======== Exercise materials
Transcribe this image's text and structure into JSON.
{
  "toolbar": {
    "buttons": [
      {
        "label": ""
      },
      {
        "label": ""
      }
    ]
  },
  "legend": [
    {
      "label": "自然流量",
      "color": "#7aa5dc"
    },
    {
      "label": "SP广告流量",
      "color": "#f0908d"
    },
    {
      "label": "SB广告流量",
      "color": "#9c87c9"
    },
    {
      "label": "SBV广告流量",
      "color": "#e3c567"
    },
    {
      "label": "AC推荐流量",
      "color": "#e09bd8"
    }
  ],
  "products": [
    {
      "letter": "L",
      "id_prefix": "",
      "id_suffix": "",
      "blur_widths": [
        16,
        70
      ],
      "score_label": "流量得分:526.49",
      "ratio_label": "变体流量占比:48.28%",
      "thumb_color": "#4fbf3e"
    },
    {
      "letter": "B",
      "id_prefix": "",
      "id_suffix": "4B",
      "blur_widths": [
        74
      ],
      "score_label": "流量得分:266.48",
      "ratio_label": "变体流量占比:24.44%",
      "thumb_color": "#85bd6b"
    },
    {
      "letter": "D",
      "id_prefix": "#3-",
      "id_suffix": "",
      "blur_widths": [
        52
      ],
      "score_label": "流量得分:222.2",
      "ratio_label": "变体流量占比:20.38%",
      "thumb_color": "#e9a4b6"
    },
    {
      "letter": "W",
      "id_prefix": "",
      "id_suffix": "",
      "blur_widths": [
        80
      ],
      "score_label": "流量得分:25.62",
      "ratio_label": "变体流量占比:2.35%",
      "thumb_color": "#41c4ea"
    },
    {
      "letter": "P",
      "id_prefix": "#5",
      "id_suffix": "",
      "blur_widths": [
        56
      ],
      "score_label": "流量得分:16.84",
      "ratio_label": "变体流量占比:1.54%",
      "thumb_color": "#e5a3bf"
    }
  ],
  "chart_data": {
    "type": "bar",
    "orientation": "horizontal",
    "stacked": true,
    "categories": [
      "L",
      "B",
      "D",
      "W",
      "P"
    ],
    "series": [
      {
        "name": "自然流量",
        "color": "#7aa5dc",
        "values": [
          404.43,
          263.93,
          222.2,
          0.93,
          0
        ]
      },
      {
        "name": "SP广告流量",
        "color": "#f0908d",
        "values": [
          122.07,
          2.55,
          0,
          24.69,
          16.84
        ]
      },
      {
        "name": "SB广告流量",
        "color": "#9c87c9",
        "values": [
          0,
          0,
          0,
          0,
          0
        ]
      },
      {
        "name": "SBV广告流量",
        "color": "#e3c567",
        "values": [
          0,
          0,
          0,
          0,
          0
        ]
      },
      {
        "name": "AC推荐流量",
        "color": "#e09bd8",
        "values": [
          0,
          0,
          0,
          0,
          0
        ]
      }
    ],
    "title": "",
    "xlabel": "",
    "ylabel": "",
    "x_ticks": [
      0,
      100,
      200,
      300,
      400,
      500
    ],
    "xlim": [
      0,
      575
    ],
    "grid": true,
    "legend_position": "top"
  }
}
================
> [Problem details]: Select and copy each line from the data that includes the word "name".

> [Final result]:
        "name": "自然流量",
        "name": "SP广告流量",
        "name": "SB广告流量",
        "name": "SBV广告流量",
        "name": "AC推荐流量",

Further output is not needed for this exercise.